• [What is needed]: Quote every line below exactly and skip any picture.

• [Source data]:
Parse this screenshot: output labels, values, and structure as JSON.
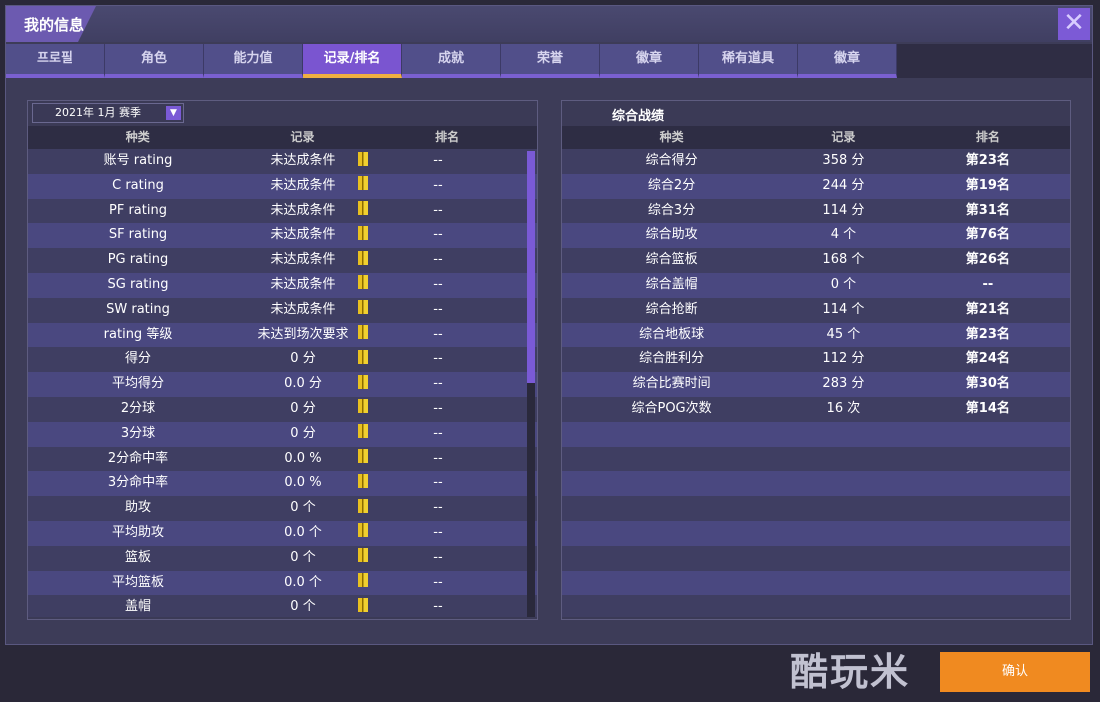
{
  "window": {
    "title": "我的信息",
    "close_icon": "close-icon"
  },
  "tabs": [
    {
      "label": "프로필"
    },
    {
      "label": "角色"
    },
    {
      "label": "能力值"
    },
    {
      "label": "记录/排名",
      "active": true
    },
    {
      "label": "成就"
    },
    {
      "label": "荣誉"
    },
    {
      "label": "徽章"
    },
    {
      "label": "稀有道具"
    },
    {
      "label": "徽章"
    }
  ],
  "left": {
    "season": "2021年 1月 赛季",
    "headers": [
      "种类",
      "记录",
      "排名"
    ],
    "rows": [
      {
        "type": "账号 rating",
        "record": "未达成条件",
        "rank": "--"
      },
      {
        "type": "C rating",
        "record": "未达成条件",
        "rank": "--"
      },
      {
        "type": "PF rating",
        "record": "未达成条件",
        "rank": "--"
      },
      {
        "type": "SF rating",
        "record": "未达成条件",
        "rank": "--"
      },
      {
        "type": "PG rating",
        "record": "未达成条件",
        "rank": "--"
      },
      {
        "type": "SG rating",
        "record": "未达成条件",
        "rank": "--"
      },
      {
        "type": "SW rating",
        "record": "未达成条件",
        "rank": "--"
      },
      {
        "type": "rating 等级",
        "record": "未达到场次要求",
        "rank": "--"
      },
      {
        "type": "得分",
        "record": "0 分",
        "rank": "--"
      },
      {
        "type": "平均得分",
        "record": "0.0 分",
        "rank": "--"
      },
      {
        "type": "2分球",
        "record": "0 分",
        "rank": "--"
      },
      {
        "type": "3分球",
        "record": "0 分",
        "rank": "--"
      },
      {
        "type": "2分命中率",
        "record": "0.0 %",
        "rank": "--"
      },
      {
        "type": "3分命中率",
        "record": "0.0 %",
        "rank": "--"
      },
      {
        "type": "助攻",
        "record": "0 个",
        "rank": "--"
      },
      {
        "type": "平均助攻",
        "record": "0.0 个",
        "rank": "--"
      },
      {
        "type": "篮板",
        "record": "0 个",
        "rank": "--"
      },
      {
        "type": "平均篮板",
        "record": "0.0 个",
        "rank": "--"
      },
      {
        "type": "盖帽",
        "record": "0 个",
        "rank": "--"
      }
    ]
  },
  "right": {
    "title": "综合战绩",
    "headers": [
      "种类",
      "记录",
      "排名"
    ],
    "rows": [
      {
        "type": "综合得分",
        "record": "358 分",
        "rank": "第23名"
      },
      {
        "type": "综合2分",
        "record": "244 分",
        "rank": "第19名"
      },
      {
        "type": "综合3分",
        "record": "114 分",
        "rank": "第31名"
      },
      {
        "type": "综合助攻",
        "record": "4 个",
        "rank": "第76名"
      },
      {
        "type": "综合篮板",
        "record": "168 个",
        "rank": "第26名"
      },
      {
        "type": "综合盖帽",
        "record": "0 个",
        "rank": "--"
      },
      {
        "type": "综合抢断",
        "record": "114 个",
        "rank": "第21名"
      },
      {
        "type": "综合地板球",
        "record": "45 个",
        "rank": "第23名"
      },
      {
        "type": "综合胜利分",
        "record": "112 分",
        "rank": "第24名"
      },
      {
        "type": "综合比赛时间",
        "record": "283 分",
        "rank": "第30名"
      },
      {
        "type": "综合POG次数",
        "record": "16 次",
        "rank": "第14名"
      }
    ]
  },
  "confirm_label": "确认",
  "watermark": "酷玩米"
}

• [Task result]:
Parse this screenshot: output labels, values, and structure as JSON.
{
  "window": {
    "title": "我的信息",
    "close_icon": "close-icon"
  },
  "tabs": [
    {
      "label": "프로필"
    },
    {
      "label": "角色"
    },
    {
      "label": "能力值"
    },
    {
      "label": "记录/排名",
      "active": true
    },
    {
      "label": "成就"
    },
    {
      "label": "荣誉"
    },
    {
      "label": "徽章"
    },
    {
      "label": "稀有道具"
    },
    {
      "label": "徽章"
    }
  ],
  "left": {
    "season": "2021年 1月 赛季",
    "headers": [
      "种类",
      "记录",
      "排名"
    ],
    "rows": [
      {
        "type": "账号 rating",
        "record": "未达成条件",
        "rank": "--"
      },
      {
        "type": "C rating",
        "record": "未达成条件",
        "rank": "--"
      },
      {
        "type": "PF rating",
        "record": "未达成条件",
        "rank": "--"
      },
      {
        "type": "SF rating",
        "record": "未达成条件",
        "rank": "--"
      },
      {
        "type": "PG rating",
        "record": "未达成条件",
        "rank": "--"
      },
      {
        "type": "SG rating",
        "record": "未达成条件",
        "rank": "--"
      },
      {
        "type": "SW rating",
        "record": "未达成条件",
        "rank": "--"
      },
      {
        "type": "rating 等级",
        "record": "未达到场次要求",
        "rank": "--"
      },
      {
        "type": "得分",
        "record": "0 分",
        "rank": "--"
      },
      {
        "type": "平均得分",
        "record": "0.0 分",
        "rank": "--"
      },
      {
        "type": "2分球",
        "record": "0 分",
        "rank": "--"
      },
      {
        "type": "3分球",
        "record": "0 分",
        "rank": "--"
      },
      {
        "type": "2分命中率",
        "record": "0.0 %",
        "rank": "--"
      },
      {
        "type": "3分命中率",
        "record": "0.0 %",
        "rank": "--"
      },
      {
        "type": "助攻",
        "record": "0 个",
        "rank": "--"
      },
      {
        "type": "平均助攻",
        "record": "0.0 个",
        "rank": "--"
      },
      {
        "type": "篮板",
        "record": "0 个",
        "rank": "--"
      },
      {
        "type": "平均篮板",
        "record": "0.0 个",
        "rank": "--"
      },
      {
        "type": "盖帽",
        "record": "0 个",
        "rank": "--"
      }
    ]
  },
  "right": {
    "title": "综合战绩",
    "headers": [
      "种类",
      "记录",
      "排名"
    ],
    "rows": [
      {
        "type": "综合得分",
        "record": "358 分",
        "rank": "第23名"
      },
      {
        "type": "综合2分",
        "record": "244 分",
        "rank": "第19名"
      },
      {
        "type": "综合3分",
        "record": "114 分",
        "rank": "第31名"
      },
      {
        "type": "综合助攻",
        "record": "4 个",
        "rank": "第76名"
      },
      {
        "type": "综合篮板",
        "record": "168 个",
        "rank": "第26名"
      },
      {
        "type": "综合盖帽",
        "record": "0 个",
        "rank": "--"
      },
      {
        "type": "综合抢断",
        "record": "114 个",
        "rank": "第21名"
      },
      {
        "type": "综合地板球",
        "record": "45 个",
        "rank": "第23名"
      },
      {
        "type": "综合胜利分",
        "record": "112 分",
        "rank": "第24名"
      },
      {
        "type": "综合比赛时间",
        "record": "283 分",
        "rank": "第30名"
      },
      {
        "type": "综合POG次数",
        "record": "16 次",
        "rank": "第14名"
      }
    ]
  },
  "confirm_label": "确认",
  "watermark": "酷玩米"
}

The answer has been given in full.